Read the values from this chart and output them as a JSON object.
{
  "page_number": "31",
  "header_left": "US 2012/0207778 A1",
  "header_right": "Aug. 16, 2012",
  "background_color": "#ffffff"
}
────────────────
▶ **PROBLEM REQUIREMENTS**
Copy the entries above exactly, leaving none out.

▶ **EXERCISE RESULT**
Read the values from this chart and output them as a JSON object.
{
  "page_number": "31",
  "header_left": "US 2012/0207778 A1",
  "header_right": "Aug. 16, 2012",
  "background_color": "#ffffff"
}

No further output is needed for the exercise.